[Goal of the exercise]:
Reproduce the records below line for line, with no changes, and leave out the pictures.

[Record set]:
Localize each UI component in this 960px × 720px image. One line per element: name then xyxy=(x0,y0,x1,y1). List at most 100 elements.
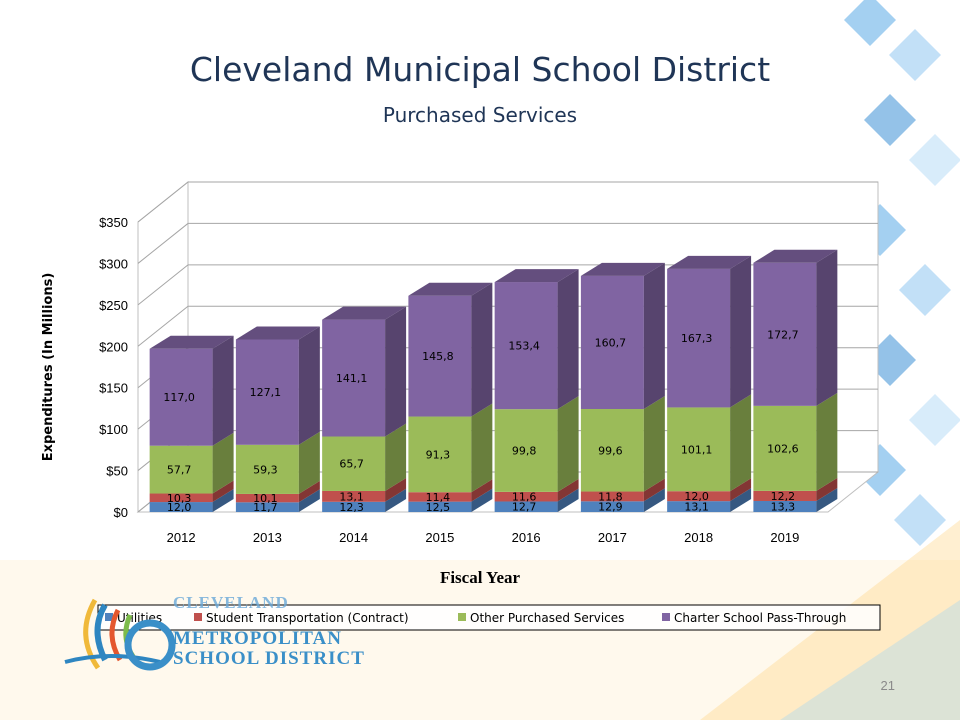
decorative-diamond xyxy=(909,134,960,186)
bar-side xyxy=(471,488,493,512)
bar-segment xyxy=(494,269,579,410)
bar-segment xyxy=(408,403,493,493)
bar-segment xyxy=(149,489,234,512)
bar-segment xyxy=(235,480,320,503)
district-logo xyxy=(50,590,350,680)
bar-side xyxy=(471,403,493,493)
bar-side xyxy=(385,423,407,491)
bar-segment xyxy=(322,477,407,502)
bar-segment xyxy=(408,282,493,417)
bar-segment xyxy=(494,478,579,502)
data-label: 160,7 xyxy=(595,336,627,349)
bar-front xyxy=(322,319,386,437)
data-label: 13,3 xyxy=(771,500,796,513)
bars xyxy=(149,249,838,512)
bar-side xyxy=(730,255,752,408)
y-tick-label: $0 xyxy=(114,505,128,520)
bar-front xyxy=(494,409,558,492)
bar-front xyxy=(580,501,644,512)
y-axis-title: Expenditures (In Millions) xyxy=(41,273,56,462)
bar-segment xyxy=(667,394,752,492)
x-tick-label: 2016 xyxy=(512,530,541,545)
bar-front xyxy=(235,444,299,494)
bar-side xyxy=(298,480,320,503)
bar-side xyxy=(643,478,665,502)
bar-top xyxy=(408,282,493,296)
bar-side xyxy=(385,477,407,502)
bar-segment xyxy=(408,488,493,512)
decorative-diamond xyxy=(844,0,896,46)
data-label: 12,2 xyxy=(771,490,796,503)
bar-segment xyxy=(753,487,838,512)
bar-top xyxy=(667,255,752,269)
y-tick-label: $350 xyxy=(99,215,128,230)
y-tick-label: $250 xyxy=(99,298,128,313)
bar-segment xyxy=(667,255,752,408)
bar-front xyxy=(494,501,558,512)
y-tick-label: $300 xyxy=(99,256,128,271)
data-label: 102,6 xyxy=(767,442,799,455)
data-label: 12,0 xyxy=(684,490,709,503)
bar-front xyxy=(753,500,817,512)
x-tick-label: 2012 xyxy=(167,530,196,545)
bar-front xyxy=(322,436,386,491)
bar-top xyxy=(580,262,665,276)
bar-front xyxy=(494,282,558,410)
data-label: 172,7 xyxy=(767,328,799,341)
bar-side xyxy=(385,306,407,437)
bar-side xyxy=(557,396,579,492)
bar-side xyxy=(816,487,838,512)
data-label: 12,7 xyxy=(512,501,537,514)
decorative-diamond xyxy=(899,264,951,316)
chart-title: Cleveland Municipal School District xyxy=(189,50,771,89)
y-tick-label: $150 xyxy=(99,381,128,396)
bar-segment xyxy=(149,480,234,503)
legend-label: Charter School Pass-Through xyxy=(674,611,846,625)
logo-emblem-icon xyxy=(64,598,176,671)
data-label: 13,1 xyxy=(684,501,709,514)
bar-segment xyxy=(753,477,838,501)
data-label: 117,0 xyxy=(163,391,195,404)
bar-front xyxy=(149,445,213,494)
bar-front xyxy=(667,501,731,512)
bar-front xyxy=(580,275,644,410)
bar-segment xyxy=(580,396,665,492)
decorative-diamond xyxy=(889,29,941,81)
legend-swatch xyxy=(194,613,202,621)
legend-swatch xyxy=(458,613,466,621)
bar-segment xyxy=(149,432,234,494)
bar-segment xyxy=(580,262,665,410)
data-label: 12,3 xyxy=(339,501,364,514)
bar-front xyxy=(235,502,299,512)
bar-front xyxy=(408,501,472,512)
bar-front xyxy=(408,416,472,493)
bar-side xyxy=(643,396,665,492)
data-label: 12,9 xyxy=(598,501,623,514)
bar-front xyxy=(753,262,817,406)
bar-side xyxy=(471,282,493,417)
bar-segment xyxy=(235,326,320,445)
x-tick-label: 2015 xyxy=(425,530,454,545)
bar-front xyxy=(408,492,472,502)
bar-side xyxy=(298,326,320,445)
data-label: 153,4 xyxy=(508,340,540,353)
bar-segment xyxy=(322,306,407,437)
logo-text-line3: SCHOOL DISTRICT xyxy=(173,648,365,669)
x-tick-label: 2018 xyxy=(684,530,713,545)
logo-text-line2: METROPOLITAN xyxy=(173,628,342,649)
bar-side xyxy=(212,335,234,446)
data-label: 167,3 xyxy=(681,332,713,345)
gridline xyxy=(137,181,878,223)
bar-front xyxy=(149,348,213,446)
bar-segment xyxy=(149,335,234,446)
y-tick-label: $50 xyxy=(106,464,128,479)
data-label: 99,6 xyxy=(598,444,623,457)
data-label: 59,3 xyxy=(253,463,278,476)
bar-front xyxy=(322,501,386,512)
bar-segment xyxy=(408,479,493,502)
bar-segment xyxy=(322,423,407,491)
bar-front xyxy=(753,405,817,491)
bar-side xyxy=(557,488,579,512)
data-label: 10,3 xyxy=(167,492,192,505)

[Solution]:
Localize each UI component in this 960px × 720px image. One line per element: name then xyxy=(x0,y0,x1,y1). List at most 100 elements.
decorative-diamond xyxy=(909,134,960,186)
bar-side xyxy=(471,488,493,512)
bar-segment xyxy=(494,269,579,410)
bar-segment xyxy=(408,403,493,493)
bar-segment xyxy=(149,489,234,512)
bar-segment xyxy=(235,480,320,503)
district-logo xyxy=(50,590,350,680)
bar-side xyxy=(471,403,493,493)
bar-side xyxy=(385,423,407,491)
bar-segment xyxy=(322,477,407,502)
bar-segment xyxy=(408,282,493,417)
bar-segment xyxy=(494,478,579,502)
data-label: 160,7 xyxy=(595,336,627,349)
bar-front xyxy=(322,319,386,437)
data-label: 13,3 xyxy=(771,500,796,513)
bars xyxy=(149,249,838,512)
bar-side xyxy=(730,255,752,408)
y-tick-label: $0 xyxy=(114,505,128,520)
bar-front xyxy=(494,409,558,492)
bar-front xyxy=(580,501,644,512)
y-axis-title: Expenditures (In Millions) xyxy=(41,273,56,462)
bar-segment xyxy=(667,394,752,492)
x-tick-label: 2016 xyxy=(512,530,541,545)
bar-front xyxy=(235,444,299,494)
bar-side xyxy=(298,480,320,503)
bar-side xyxy=(643,478,665,502)
bar-top xyxy=(408,282,493,296)
bar-side xyxy=(385,477,407,502)
bar-segment xyxy=(408,488,493,512)
decorative-diamond xyxy=(844,0,896,46)
data-label: 12,2 xyxy=(771,490,796,503)
bar-segment xyxy=(753,487,838,512)
bar-top xyxy=(667,255,752,269)
y-tick-label: $350 xyxy=(99,215,128,230)
y-tick-label: $250 xyxy=(99,298,128,313)
bar-segment xyxy=(667,255,752,408)
bar-front xyxy=(494,501,558,512)
y-tick-label: $300 xyxy=(99,256,128,271)
data-label: 102,6 xyxy=(767,442,799,455)
data-label: 12,0 xyxy=(684,490,709,503)
bar-front xyxy=(753,500,817,512)
x-tick-label: 2012 xyxy=(167,530,196,545)
bar-front xyxy=(322,436,386,491)
bar-top xyxy=(580,262,665,276)
bar-front xyxy=(494,282,558,410)
data-label: 172,7 xyxy=(767,328,799,341)
bar-side xyxy=(385,306,407,437)
bar-side xyxy=(557,396,579,492)
bar-side xyxy=(816,487,838,512)
data-label: 12,7 xyxy=(512,501,537,514)
decorative-diamond xyxy=(899,264,951,316)
chart-title: Cleveland Municipal School District xyxy=(189,50,771,89)
y-tick-label: $150 xyxy=(99,381,128,396)
bar-segment xyxy=(149,480,234,503)
legend-label: Charter School Pass-Through xyxy=(674,611,846,625)
logo-emblem-icon xyxy=(64,598,176,671)
data-label: 13,1 xyxy=(684,501,709,514)
bar-segment xyxy=(753,477,838,501)
data-label: 117,0 xyxy=(163,391,195,404)
bar-front xyxy=(149,445,213,494)
bar-front xyxy=(667,501,731,512)
bar-front xyxy=(580,275,644,410)
bar-segment xyxy=(580,396,665,492)
decorative-diamond xyxy=(889,29,941,81)
legend-swatch xyxy=(194,613,202,621)
legend-swatch xyxy=(458,613,466,621)
bar-segment xyxy=(149,432,234,494)
bar-segment xyxy=(580,262,665,410)
data-label: 12,3 xyxy=(339,501,364,514)
bar-front xyxy=(235,502,299,512)
bar-front xyxy=(408,501,472,512)
bar-front xyxy=(408,416,472,493)
bar-side xyxy=(643,396,665,492)
data-label: 12,9 xyxy=(598,501,623,514)
bar-front xyxy=(753,262,817,406)
bar-side xyxy=(471,282,493,417)
bar-segment xyxy=(235,326,320,445)
x-tick-label: 2015 xyxy=(425,530,454,545)
bar-front xyxy=(408,492,472,502)
bar-side xyxy=(298,326,320,445)
data-label: 153,4 xyxy=(508,340,540,353)
bar-segment xyxy=(322,306,407,437)
logo-text-line3: SCHOOL DISTRICT xyxy=(173,648,365,669)
x-tick-label: 2018 xyxy=(684,530,713,545)
logo-text-line2: METROPOLITAN xyxy=(173,628,342,649)
bar-side xyxy=(212,335,234,446)
data-label: 167,3 xyxy=(681,332,713,345)
gridline xyxy=(137,181,878,223)
bar-front xyxy=(149,348,213,446)
bar-segment xyxy=(149,335,234,446)
y-tick-label: $50 xyxy=(106,464,128,479)
data-label: 99,6 xyxy=(598,444,623,457)
data-label: 59,3 xyxy=(253,463,278,476)
bar-front xyxy=(322,501,386,512)
bar-segment xyxy=(408,479,493,502)
bar-segment xyxy=(322,423,407,491)
bar-front xyxy=(753,405,817,491)
bar-side xyxy=(557,488,579,512)
data-label: 10,3 xyxy=(167,492,192,505)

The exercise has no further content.